» **Stated exercise**
Reproduce the data verbatim from its first line through the line containing "marker: [1036, 214, 1060, 239]", with both of those lines included.

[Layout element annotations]

^^^^

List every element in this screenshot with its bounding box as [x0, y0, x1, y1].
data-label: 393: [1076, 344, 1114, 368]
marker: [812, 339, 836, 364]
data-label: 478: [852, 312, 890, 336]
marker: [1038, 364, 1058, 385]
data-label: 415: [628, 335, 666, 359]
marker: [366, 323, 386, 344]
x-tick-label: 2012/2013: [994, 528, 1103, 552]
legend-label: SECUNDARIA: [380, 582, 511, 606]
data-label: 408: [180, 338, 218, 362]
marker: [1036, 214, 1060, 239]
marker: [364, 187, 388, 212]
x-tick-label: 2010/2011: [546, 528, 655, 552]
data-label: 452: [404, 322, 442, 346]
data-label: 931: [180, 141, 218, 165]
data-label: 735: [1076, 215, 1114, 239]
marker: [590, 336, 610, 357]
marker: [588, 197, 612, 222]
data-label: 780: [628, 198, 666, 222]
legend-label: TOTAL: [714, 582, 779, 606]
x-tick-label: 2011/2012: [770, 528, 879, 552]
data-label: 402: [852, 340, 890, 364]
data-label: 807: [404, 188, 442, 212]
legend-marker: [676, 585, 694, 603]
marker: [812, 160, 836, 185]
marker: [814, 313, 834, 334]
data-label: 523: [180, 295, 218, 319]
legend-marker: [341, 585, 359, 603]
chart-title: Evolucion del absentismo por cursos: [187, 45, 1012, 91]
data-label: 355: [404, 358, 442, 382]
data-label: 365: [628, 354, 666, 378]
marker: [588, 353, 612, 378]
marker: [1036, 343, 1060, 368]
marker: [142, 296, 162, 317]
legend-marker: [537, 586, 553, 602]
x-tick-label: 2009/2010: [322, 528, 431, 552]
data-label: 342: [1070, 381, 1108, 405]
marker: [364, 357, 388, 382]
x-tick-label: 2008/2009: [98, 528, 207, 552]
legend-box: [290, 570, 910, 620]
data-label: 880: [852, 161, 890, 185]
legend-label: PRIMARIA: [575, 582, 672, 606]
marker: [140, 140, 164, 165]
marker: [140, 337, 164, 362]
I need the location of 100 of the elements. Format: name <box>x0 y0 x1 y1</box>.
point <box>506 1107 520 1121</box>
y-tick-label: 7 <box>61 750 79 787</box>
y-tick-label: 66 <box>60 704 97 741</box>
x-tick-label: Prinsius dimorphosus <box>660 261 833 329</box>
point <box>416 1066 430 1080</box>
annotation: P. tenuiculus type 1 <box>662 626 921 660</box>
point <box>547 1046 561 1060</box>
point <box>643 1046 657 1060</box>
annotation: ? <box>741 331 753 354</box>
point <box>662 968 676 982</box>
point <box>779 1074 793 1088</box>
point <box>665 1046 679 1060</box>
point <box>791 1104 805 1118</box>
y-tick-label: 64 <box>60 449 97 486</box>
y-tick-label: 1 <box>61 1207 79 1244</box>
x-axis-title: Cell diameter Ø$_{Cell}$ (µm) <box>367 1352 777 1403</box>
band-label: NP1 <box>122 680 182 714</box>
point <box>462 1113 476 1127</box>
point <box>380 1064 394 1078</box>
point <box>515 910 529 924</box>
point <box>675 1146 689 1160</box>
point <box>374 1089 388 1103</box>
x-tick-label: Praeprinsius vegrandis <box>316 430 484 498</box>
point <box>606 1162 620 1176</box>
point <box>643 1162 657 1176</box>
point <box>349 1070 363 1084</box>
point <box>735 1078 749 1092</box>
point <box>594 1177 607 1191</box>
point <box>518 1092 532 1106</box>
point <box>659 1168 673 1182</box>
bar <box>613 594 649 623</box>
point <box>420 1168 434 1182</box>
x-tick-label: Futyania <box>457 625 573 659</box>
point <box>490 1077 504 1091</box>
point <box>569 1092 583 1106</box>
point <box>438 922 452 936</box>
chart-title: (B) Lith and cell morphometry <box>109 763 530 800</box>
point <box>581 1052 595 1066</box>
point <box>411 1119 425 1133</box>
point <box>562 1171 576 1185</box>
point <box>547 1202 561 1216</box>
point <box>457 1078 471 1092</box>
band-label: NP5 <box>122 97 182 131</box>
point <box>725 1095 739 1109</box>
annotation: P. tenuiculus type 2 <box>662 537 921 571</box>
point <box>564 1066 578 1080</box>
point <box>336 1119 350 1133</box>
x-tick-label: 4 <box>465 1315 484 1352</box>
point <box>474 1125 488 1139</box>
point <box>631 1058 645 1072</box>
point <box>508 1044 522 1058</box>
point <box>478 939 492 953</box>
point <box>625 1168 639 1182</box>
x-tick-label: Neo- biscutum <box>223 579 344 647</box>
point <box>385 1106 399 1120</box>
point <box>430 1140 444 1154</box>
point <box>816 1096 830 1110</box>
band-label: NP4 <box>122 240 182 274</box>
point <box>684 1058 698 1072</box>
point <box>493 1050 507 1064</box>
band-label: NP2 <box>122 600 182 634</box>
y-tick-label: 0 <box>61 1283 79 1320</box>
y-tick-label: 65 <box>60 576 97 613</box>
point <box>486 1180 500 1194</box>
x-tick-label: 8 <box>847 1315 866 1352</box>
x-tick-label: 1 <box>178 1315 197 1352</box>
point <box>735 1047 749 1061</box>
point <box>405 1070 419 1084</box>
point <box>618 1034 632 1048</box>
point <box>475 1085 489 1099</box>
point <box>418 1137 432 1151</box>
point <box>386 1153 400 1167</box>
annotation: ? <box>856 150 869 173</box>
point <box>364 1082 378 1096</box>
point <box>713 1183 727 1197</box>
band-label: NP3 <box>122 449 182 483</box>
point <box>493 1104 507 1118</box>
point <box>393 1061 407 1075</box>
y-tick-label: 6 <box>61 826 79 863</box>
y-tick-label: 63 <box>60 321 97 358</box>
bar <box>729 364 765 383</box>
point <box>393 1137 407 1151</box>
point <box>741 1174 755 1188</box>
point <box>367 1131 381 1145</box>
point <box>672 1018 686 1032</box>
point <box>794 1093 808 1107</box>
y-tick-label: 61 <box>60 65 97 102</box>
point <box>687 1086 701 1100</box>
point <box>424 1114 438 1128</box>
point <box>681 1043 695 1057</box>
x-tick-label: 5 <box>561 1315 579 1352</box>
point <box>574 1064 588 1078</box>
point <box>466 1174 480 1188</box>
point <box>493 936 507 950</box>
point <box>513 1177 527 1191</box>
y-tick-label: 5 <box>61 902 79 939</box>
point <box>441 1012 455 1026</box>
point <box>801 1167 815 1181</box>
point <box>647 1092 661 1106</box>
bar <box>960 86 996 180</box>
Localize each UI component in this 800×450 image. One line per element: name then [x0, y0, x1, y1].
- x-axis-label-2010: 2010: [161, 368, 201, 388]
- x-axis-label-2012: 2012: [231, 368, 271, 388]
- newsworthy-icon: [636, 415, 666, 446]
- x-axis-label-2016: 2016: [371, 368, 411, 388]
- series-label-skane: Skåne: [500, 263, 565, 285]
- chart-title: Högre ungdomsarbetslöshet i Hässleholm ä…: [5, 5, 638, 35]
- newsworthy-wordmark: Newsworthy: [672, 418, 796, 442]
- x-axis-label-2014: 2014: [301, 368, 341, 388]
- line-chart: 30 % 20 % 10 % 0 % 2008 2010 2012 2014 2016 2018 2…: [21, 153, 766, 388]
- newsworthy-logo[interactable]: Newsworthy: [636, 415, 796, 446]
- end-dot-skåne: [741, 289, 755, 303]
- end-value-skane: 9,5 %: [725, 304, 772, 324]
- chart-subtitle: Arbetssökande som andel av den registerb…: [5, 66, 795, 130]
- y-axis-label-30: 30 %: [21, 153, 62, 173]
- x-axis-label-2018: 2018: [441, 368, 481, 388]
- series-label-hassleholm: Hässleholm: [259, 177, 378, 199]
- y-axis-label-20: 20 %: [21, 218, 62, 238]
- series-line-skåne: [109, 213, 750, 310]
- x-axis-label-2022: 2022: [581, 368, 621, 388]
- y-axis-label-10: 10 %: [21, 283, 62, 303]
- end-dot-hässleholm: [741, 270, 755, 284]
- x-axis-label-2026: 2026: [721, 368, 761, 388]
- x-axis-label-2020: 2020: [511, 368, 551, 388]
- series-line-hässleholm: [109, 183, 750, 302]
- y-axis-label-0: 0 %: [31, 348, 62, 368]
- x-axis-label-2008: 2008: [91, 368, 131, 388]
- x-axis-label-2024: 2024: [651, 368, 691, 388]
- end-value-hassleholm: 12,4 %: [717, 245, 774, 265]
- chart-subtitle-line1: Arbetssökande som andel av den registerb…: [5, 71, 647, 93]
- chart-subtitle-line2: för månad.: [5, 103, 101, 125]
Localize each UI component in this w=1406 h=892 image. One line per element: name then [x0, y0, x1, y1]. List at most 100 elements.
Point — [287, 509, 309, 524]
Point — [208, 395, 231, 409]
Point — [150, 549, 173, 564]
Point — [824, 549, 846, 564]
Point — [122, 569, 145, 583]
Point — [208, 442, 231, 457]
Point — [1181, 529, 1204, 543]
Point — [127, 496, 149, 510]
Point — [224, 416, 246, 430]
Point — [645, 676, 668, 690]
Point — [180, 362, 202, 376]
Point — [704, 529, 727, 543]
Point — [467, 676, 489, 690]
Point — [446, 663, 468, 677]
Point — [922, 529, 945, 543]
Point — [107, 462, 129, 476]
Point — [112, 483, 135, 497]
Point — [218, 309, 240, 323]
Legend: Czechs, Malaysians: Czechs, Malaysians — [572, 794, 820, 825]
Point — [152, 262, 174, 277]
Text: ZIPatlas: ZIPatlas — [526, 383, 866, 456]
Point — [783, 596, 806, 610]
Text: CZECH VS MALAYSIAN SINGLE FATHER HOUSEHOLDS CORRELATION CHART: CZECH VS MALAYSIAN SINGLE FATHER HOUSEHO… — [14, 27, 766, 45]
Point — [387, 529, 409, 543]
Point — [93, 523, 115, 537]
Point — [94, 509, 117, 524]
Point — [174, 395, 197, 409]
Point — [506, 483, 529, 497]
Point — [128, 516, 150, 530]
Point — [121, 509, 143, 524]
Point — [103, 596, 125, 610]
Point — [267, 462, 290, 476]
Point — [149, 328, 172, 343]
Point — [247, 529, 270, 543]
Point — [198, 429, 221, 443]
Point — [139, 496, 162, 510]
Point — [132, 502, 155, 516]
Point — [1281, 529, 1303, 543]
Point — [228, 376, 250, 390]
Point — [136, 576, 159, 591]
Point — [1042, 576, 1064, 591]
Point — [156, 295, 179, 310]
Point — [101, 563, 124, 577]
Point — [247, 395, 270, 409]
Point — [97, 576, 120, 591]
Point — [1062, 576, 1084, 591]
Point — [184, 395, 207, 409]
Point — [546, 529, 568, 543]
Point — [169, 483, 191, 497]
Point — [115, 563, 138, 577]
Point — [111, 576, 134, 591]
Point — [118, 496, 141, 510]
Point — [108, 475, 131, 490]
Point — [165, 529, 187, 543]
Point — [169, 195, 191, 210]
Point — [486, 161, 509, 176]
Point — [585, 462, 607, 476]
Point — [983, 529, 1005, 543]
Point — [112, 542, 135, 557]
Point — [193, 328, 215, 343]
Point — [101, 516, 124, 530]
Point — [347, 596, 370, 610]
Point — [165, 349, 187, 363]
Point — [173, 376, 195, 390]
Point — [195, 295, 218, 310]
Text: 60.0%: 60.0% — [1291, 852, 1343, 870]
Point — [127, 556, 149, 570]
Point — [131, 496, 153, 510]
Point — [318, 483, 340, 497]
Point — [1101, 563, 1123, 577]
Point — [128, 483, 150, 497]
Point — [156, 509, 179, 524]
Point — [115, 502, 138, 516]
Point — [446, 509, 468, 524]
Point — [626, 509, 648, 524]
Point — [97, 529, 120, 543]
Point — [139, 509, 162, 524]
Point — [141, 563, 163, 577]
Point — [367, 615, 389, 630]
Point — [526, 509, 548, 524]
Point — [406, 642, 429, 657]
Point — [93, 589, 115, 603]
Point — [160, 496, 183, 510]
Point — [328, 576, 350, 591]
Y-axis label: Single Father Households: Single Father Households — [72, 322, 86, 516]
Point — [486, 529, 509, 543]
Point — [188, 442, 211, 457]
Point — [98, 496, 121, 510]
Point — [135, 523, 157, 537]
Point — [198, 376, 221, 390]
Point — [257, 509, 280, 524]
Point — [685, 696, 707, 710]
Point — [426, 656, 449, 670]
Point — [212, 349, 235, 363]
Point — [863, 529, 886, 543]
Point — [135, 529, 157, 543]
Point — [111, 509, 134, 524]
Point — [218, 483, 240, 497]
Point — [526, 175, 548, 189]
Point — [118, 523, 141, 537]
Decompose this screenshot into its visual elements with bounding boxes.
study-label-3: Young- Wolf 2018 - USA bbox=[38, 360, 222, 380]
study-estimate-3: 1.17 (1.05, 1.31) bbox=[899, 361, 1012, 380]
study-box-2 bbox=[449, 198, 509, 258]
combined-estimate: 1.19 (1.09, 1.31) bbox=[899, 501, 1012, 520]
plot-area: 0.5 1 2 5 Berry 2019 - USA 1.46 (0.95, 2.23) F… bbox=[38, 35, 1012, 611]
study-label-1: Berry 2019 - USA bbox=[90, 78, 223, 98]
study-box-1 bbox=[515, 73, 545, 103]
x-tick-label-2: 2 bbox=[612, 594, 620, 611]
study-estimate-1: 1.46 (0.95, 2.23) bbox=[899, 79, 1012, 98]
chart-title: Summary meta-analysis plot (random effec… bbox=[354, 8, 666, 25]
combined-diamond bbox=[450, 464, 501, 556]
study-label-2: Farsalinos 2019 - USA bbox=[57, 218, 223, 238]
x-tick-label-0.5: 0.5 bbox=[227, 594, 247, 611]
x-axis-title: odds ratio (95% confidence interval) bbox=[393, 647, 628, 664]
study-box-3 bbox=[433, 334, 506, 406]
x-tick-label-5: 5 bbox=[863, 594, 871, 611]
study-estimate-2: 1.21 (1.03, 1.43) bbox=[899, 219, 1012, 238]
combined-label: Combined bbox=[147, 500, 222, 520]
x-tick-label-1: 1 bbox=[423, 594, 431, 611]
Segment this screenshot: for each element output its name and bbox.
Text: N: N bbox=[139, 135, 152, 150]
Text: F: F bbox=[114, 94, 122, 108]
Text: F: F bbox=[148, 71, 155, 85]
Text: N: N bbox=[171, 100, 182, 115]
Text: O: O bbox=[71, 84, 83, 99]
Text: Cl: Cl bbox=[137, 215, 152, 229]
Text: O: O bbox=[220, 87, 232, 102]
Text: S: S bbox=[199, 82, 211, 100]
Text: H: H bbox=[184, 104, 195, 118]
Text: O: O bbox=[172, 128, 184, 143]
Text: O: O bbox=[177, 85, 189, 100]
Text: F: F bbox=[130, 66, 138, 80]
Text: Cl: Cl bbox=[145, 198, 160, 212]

^^^^

» **Exercise solution**
List every element in this screenshot with its bounding box as [x0, y0, x1, y1].
data-label: 393: [1076, 344, 1114, 368]
marker: [812, 339, 836, 364]
data-label: 478: [852, 312, 890, 336]
marker: [1038, 364, 1058, 385]
data-label: 415: [628, 335, 666, 359]
marker: [366, 323, 386, 344]
x-tick-label: 2012/2013: [994, 528, 1103, 552]
legend-label: SECUNDARIA: [380, 582, 511, 606]
data-label: 408: [180, 338, 218, 362]
marker: [1036, 214, 1060, 239]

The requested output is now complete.